━━━━━ Extracted entries ━━━━━
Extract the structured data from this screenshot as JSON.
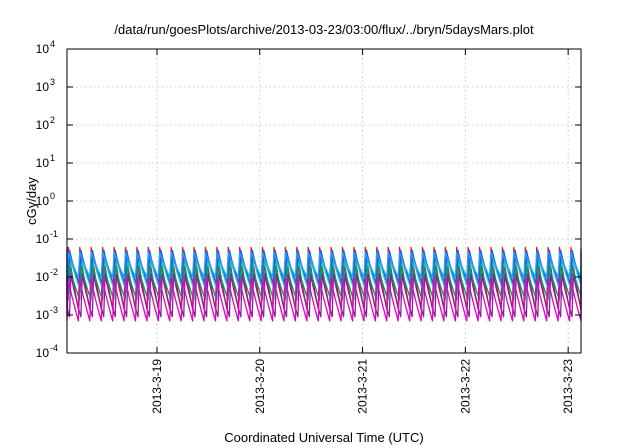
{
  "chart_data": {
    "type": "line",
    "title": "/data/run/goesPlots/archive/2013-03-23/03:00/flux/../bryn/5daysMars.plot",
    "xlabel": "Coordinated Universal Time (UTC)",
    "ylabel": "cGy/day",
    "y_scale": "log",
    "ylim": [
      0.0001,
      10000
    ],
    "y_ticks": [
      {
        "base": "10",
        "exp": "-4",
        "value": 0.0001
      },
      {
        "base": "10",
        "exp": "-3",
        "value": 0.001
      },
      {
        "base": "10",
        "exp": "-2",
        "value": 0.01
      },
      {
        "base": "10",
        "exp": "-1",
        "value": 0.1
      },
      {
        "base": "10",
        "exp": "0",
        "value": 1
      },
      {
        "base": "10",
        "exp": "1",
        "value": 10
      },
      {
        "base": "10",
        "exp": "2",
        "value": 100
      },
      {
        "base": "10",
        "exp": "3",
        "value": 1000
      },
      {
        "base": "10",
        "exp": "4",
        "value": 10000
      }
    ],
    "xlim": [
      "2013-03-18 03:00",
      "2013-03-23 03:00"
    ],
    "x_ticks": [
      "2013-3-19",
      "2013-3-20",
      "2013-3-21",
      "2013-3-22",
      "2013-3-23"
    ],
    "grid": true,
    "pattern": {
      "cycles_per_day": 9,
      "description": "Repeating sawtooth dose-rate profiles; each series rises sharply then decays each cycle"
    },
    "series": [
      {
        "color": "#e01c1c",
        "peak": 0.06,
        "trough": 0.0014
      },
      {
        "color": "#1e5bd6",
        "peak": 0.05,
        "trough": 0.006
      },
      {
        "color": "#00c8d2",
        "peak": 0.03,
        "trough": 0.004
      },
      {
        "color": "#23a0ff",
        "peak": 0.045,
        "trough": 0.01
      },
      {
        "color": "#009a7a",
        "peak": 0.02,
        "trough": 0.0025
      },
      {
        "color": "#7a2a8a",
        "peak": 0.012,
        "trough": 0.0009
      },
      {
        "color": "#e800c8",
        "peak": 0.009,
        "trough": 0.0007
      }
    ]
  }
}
━━━━━
Task to complete: Pictures in the data above should not be copied; transcribe everything else exactly.

Result below:
Extract the structured data from this screenshot as JSON.
{
  "chart_data": {
    "type": "line",
    "title": "/data/run/goesPlots/archive/2013-03-23/03:00/flux/../bryn/5daysMars.plot",
    "xlabel": "Coordinated Universal Time (UTC)",
    "ylabel": "cGy/day",
    "y_scale": "log",
    "ylim": [
      0.0001,
      10000
    ],
    "y_ticks": [
      {
        "base": "10",
        "exp": "-4",
        "value": 0.0001
      },
      {
        "base": "10",
        "exp": "-3",
        "value": 0.001
      },
      {
        "base": "10",
        "exp": "-2",
        "value": 0.01
      },
      {
        "base": "10",
        "exp": "-1",
        "value": 0.1
      },
      {
        "base": "10",
        "exp": "0",
        "value": 1
      },
      {
        "base": "10",
        "exp": "1",
        "value": 10
      },
      {
        "base": "10",
        "exp": "2",
        "value": 100
      },
      {
        "base": "10",
        "exp": "3",
        "value": 1000
      },
      {
        "base": "10",
        "exp": "4",
        "value": 10000
      }
    ],
    "xlim": [
      "2013-03-18 03:00",
      "2013-03-23 03:00"
    ],
    "x_ticks": [
      "2013-3-19",
      "2013-3-20",
      "2013-3-21",
      "2013-3-22",
      "2013-3-23"
    ],
    "grid": true,
    "pattern": {
      "cycles_per_day": 9,
      "description": "Repeating sawtooth dose-rate profiles; each series rises sharply then decays each cycle"
    },
    "series": [
      {
        "color": "#e01c1c",
        "peak": 0.06,
        "trough": 0.0014
      },
      {
        "color": "#1e5bd6",
        "peak": 0.05,
        "trough": 0.006
      },
      {
        "color": "#00c8d2",
        "peak": 0.03,
        "trough": 0.004
      },
      {
        "color": "#23a0ff",
        "peak": 0.045,
        "trough": 0.01
      },
      {
        "color": "#009a7a",
        "peak": 0.02,
        "trough": 0.0025
      },
      {
        "color": "#7a2a8a",
        "peak": 0.012,
        "trough": 0.0009
      },
      {
        "color": "#e800c8",
        "peak": 0.009,
        "trough": 0.0007
      }
    ]
  }
}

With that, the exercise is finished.